>> START
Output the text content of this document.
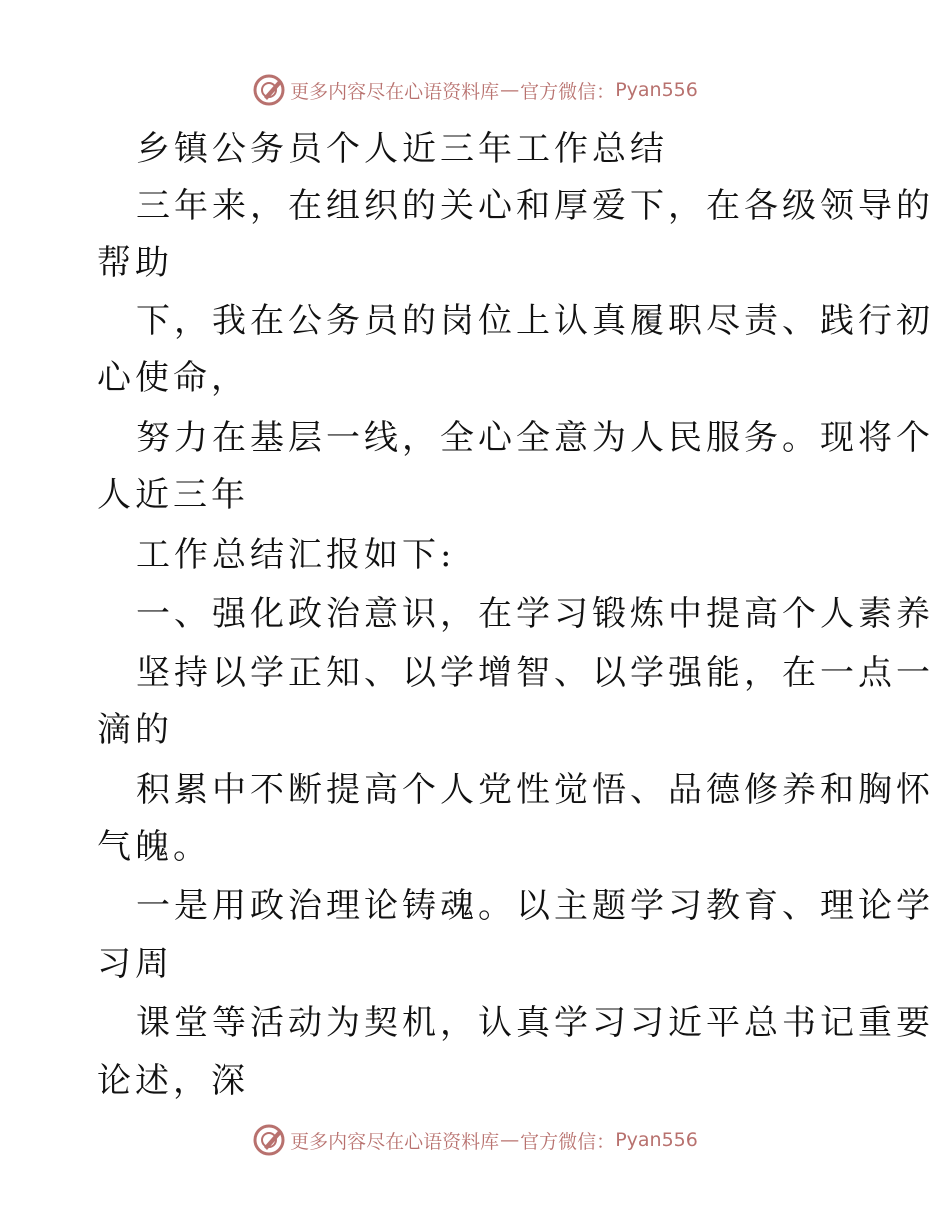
更多内容尽在心语资料库 — 官方微信： Pyan556
乡镇公务员个人近三年工作总结
三年来，在组织的关心和厚爱下，在各级领导的
帮助
下，我在公务员的岗位上认真履职尽责、践行初
心使命，
努力在基层一线，全心全意为人民服务。现将个
人近三年
工作总结汇报如下:
一、强化政治意识，在学习锻炼中提高个人素养
坚持以学正知、以学增智、以学强能，在一点一
滴的
积累中不断提高个人党性觉悟、品德修养和胸怀
气魄。
一是用政治理论铸魂。以主题学习教育、理论学
习周
课堂等活动为契机，认真学习习近平总书记重要
论述，深
更多内容尽在心语资料库 — 官方微信： Pyan556
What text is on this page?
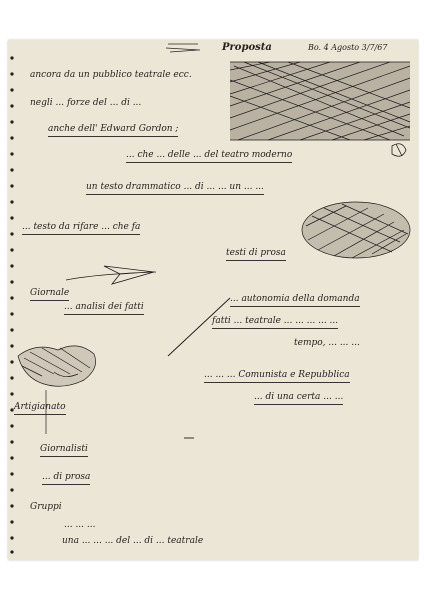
Proposta	Bo. 4 Agosto 3/7/67
ancora da un pubblico teatrale ecc.
negli ... forze del ... di ...
anche dell' Edward Gordon ;
... che ... delle ... del teatro moderno
un testo drammatico ... di ... ... un ... ...
... testo da rifare ... che fa
testi di prosa
Giornale
... analisi dei fatti
... autonomia della domanda
fatti ... teatrale ... ... ... ... ...
tempo, ... ... ...
... ... ... Comunista e Repubblica
... di una certa ... ...
Artigianato
Giornalisti
... di prosa
Gruppi
... ... ...
una ... ... ... del ... di ... teatrale
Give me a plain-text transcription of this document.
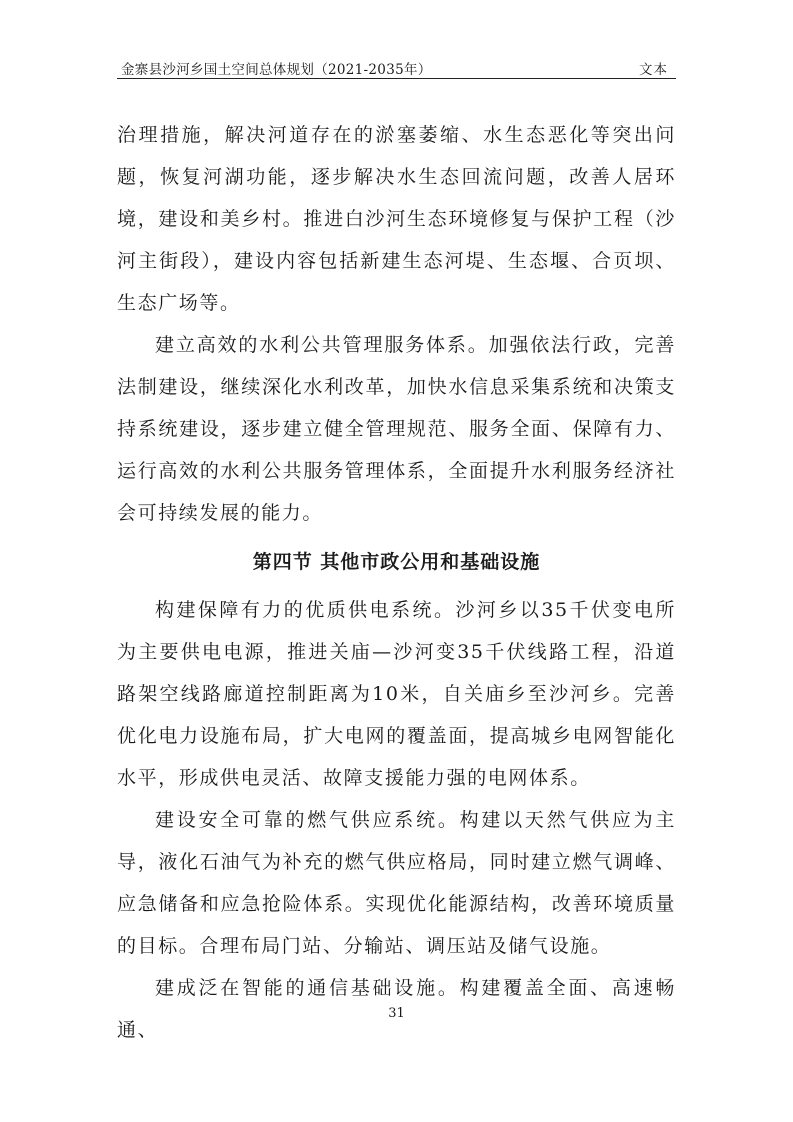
金寨县沙河乡国土空间总体规划（2021-2035年）	文本

治理措施，解决河道存在的淤塞萎缩、水生态恶化等突出问题，恢复河湖功能，逐步解决水生态回流问题，改善人居环境，建设和美乡村。推进白沙河生态环境修复与保护工程（沙河主街段），建设内容包括新建生态河堤、生态堰、合页坝、生态广场等。

建立高效的水利公共管理服务体系。加强依法行政，完善法制建设，继续深化水利改革，加快水信息采集系统和决策支持系统建设，逐步建立健全管理规范、服务全面、保障有力、运行高效的水利公共服务管理体系，全面提升水利服务经济社会可持续发展的能力。

第四节 其他市政公用和基础设施

构建保障有力的优质供电系统。沙河乡以35千伏变电所为主要供电电源，推进关庙—沙河变35千伏线路工程，沿道路架空线路廊道控制距离为10米，自关庙乡至沙河乡。完善优化电力设施布局，扩大电网的覆盖面，提高城乡电网智能化水平，形成供电灵活、故障支援能力强的电网体系。

建设安全可靠的燃气供应系统。构建以天然气供应为主导，液化石油气为补充的燃气供应格局，同时建立燃气调峰、应急储备和应急抢险体系。实现优化能源结构，改善环境质量的目标。合理布局门站、分输站、调压站及储气设施。

建成泛在智能的通信基础设施。构建覆盖全面、高速畅通、

31
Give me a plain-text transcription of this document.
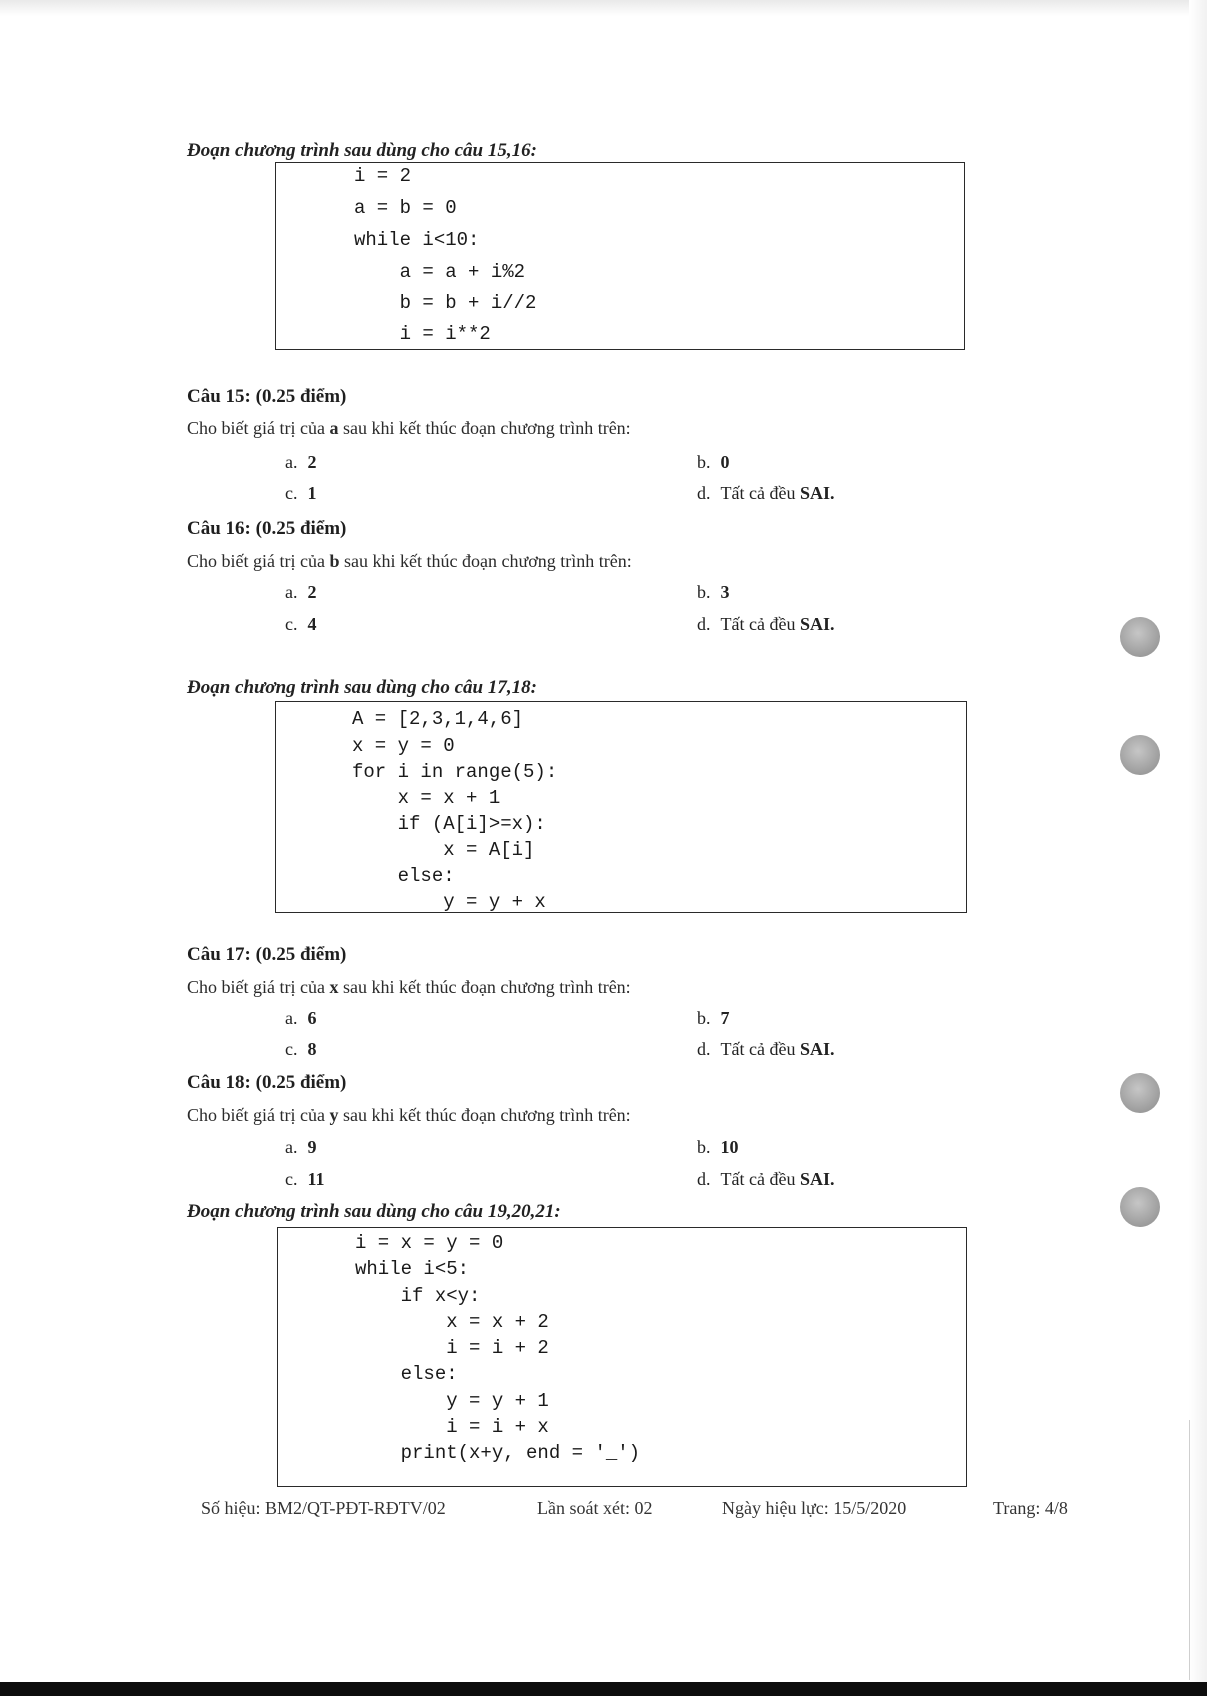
Đoạn chương trình sau dùng cho câu 15,16:
i = 2
a = b = 0
while i<10:
a = a + i%2
b = b + i//2
i = i**2
Câu 15: (0.25 điểm)
Cho biết giá trị của a sau khi kết thúc đoạn chương trình trên:
a. 2	b. 0
c. 1	d. Tất cả đều SAI.
Câu 16: (0.25 điểm)
Cho biết giá trị của b sau khi kết thúc đoạn chương trình trên:
a. 2	b. 3
c. 4	d. Tất cả đều SAI.
Đoạn chương trình sau dùng cho câu 17,18:
A = [2,3,1,4,6]
x = y = 0
for i in range(5):
x = x + 1
if (A[i]>=x):
x = A[i]
else:
y = y + x
Câu 17: (0.25 điểm)
Cho biết giá trị của x sau khi kết thúc đoạn chương trình trên:
a. 6	b. 7
c. 8	d. Tất cả đều SAI.
Câu 18: (0.25 điểm)
Cho biết giá trị của y sau khi kết thúc đoạn chương trình trên:
a. 9	b. 10
c. 11	d. Tất cả đều SAI.
Đoạn chương trình sau dùng cho câu 19,20,21:
i = x = y = 0
while i<5:
if x<y:
x = x + 2
i = i + 2
else:
y = y + 1
i = i + x
print(x+y, end = '_')
Số hiệu: BM2/QT-PĐT-RĐTV/02	Lần soát xét: 02	Ngày hiệu lực: 15/5/2020	Trang: 4/8
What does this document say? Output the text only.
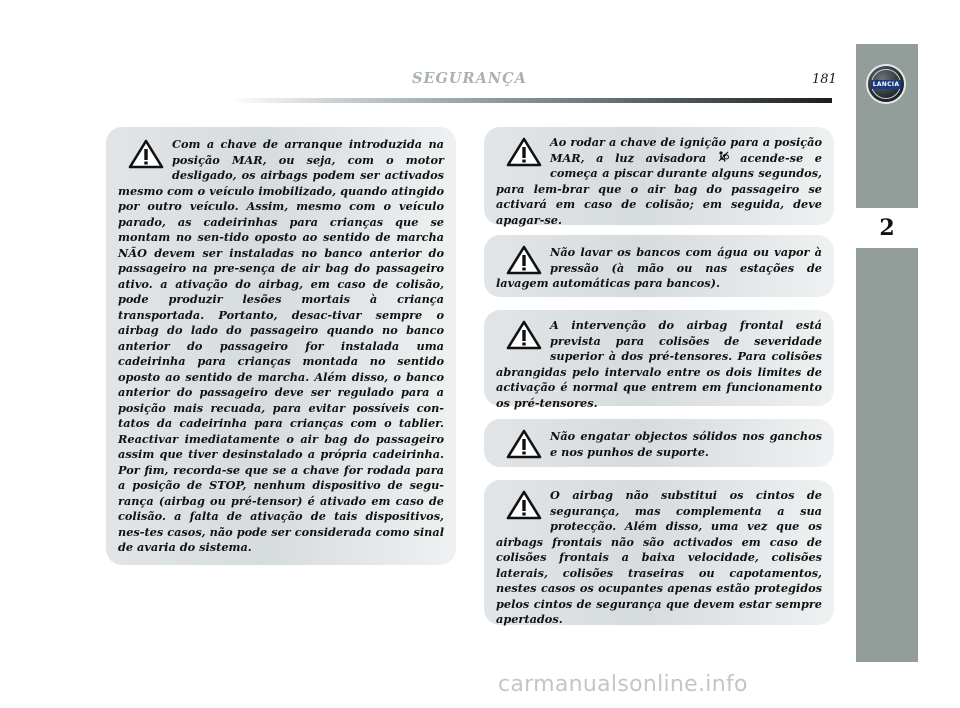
SEGURANÇA	181	LANCIA
2

Com a chave de arranque introduzida na posição MAR, ou seja, com o motor desligado, os airbags podem ser activados mesmo com o veículo imobilizado, quando atingido por outro veículo. Assim, mesmo com o veículo parado, as cadeirinhas para crianças que se montam no sen-tido oposto ao sentido de marcha NÃO devem ser instaladas no banco anterior do passageiro na pre-sença de air bag do passageiro ativo. a ativação do airbag, em caso de colisão, pode produzir lesões mortais à criança transportada. Portanto, desac-tivar sempre o airbag do lado do passageiro quando no banco anterior do passageiro for instalada uma cadeirinha para crianças montada no sentido oposto ao sentido de marcha. Além disso, o banco anterior do passageiro deve ser regulado para a posição mais recuada, para evitar possíveis con-tatos da cadeirinha para crianças com o tablier. Reactivar imediatamente o air bag do passageiro assim que tiver desinstalado a própria cadeirinha. Por fim, recorda-se que se a chave for rodada para a posição de STOP, nenhum dispositivo de segu-rança (airbag ou pré-tensor) é ativado em caso de colisão. a falta de ativação de tais dispositivos, nes-tes casos, não pode ser considerada como sinal de avaria do sistema.

Ao rodar a chave de ignição para a posição MAR, a luz avisadora  acende-se e começa a piscar durante alguns segundos, para lem-brar que o air bag do passageiro se activará em caso de colisão; em seguida, deve apagar-se.

Não lavar os bancos com água ou vapor à pressão (à mão ou nas estações de lavagem automáticas para bancos).

A intervenção do airbag frontal está prevista para colisões de severidade superior à dos pré-tensores. Para colisões abrangidas pelo intervalo entre os dois limites de activação é normal que entrem em funcionamento os pré-tensores.

Não engatar objectos sólidos nos ganchos e nos punhos de suporte.

O airbag não substitui os cintos de segurança, mas complementa a sua protecção. Além disso, uma vez que os airbags frontais não são activados em caso de colisões frontais a baixa velocidade, colisões laterais, colisões traseiras ou capotamentos, nestes casos os ocupantes apenas estão protegidos pelos cintos de segurança que devem estar sempre apertados.

carmanualsonline.info
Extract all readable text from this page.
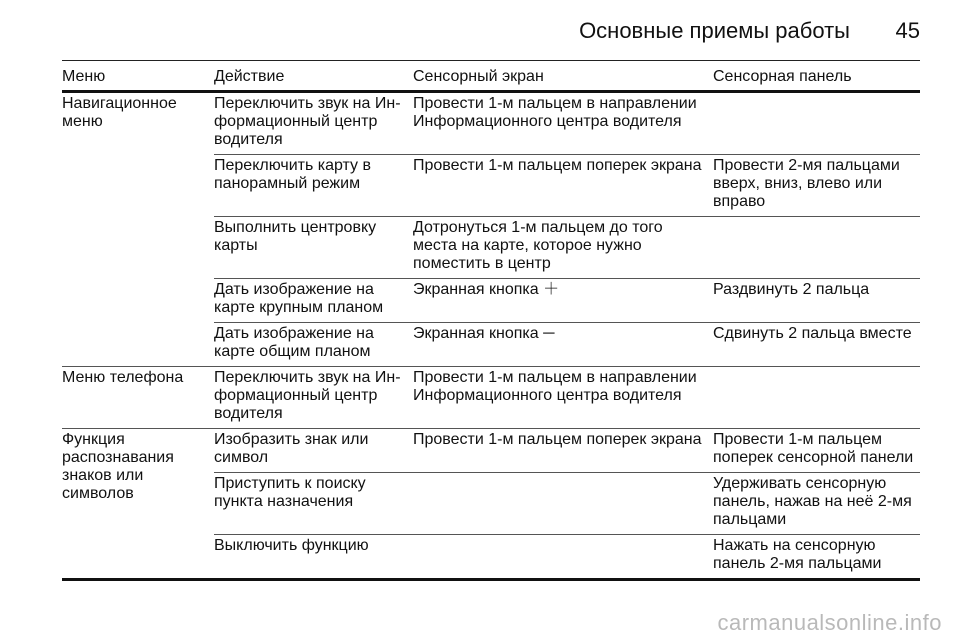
Основные приемы работы	45
Меню	Действие	Сенсорный экран	Сенсорная панель
Навигационное меню	Переключить звук на Ин-формационный центр водителя	Провести 1-м пальцем в направлении Информационного центра водителя	
	Переключить карту в панорамный режим	Провести 1-м пальцем поперек экрана	Провести 2-мя пальцами вверх, вниз, влево или вправо
	Выполнить центровку карты	Дотронуться 1-м пальцем до того места на карте, которое нужно поместить в центр	
	Дать изображение на карте крупным планом	Экранная кнопка ＋	Раздвинуть 2 пальца
	Дать изображение на карте общим планом	Экранная кнопка ─	Сдвинуть 2 пальца вместе
Меню телефона	Переключить звук на Ин-формационный центр водителя	Провести 1-м пальцем в направлении Информационного центра водителя	
Функция распознавания знаков или символов	Изобразить знак или символ	Провести 1-м пальцем поперек экрана	Провести 1-м пальцем поперек сенсорной панели
	Приступить к поиску пункта назначения		Удерживать сенсорную панель, нажав на неё 2-мя пальцами
	Выключить функцию		Нажать на сенсорную панель 2-мя пальцами
carmanualsonline.info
>> END
WRITTEN INSTRUCTION: Read through the entries and copy every line that includes "passageiro".

RESPONSE:
Com a chave de arranque introduzida na posição MAR, ou seja, com o motor desligado, os airbags podem ser activados mesmo com o veículo imobilizado, quando atingido por outro veículo. Assim, mesmo com o veículo parado, as cadeirinhas para crianças que se montam no sen-tido oposto ao sentido de marcha NÃO devem ser instaladas no banco anterior do passageiro na pre-sença de air bag do passageiro ativo. a ativação do airbag, em caso de colisão, pode produzir lesões mortais à criança transportada. Portanto, desac-tivar sempre o airbag do lado do passageiro quando no banco anterior do passageiro for instalada uma cadeirinha para crianças montada no sentido oposto ao sentido de marcha. Além disso, o banco anterior do passageiro deve ser regulado para a posição mais recuada, para evitar possíveis con-tatos da cadeirinha para crianças com o tablier. Reactivar imediatamente o air bag do passageiro assim que tiver desinstalado a própria cadeirinha. Por fim, recorda-se que se a chave for rodada para a posição de STOP, nenhum dispositivo de segu-rança (airbag ou pré-tensor) é ativado em caso de colisão. a falta de ativação de tais dispositivos, nes-tes casos, não pode ser considerada como sinal de avaria do sistema.
Ao rodar a chave de ignição para a posição MAR, a luz avisadora  acende-se e começa a piscar durante alguns segundos, para lem-brar que o air bag do passageiro se activará em caso de colisão; em seguida, deve apagar-se.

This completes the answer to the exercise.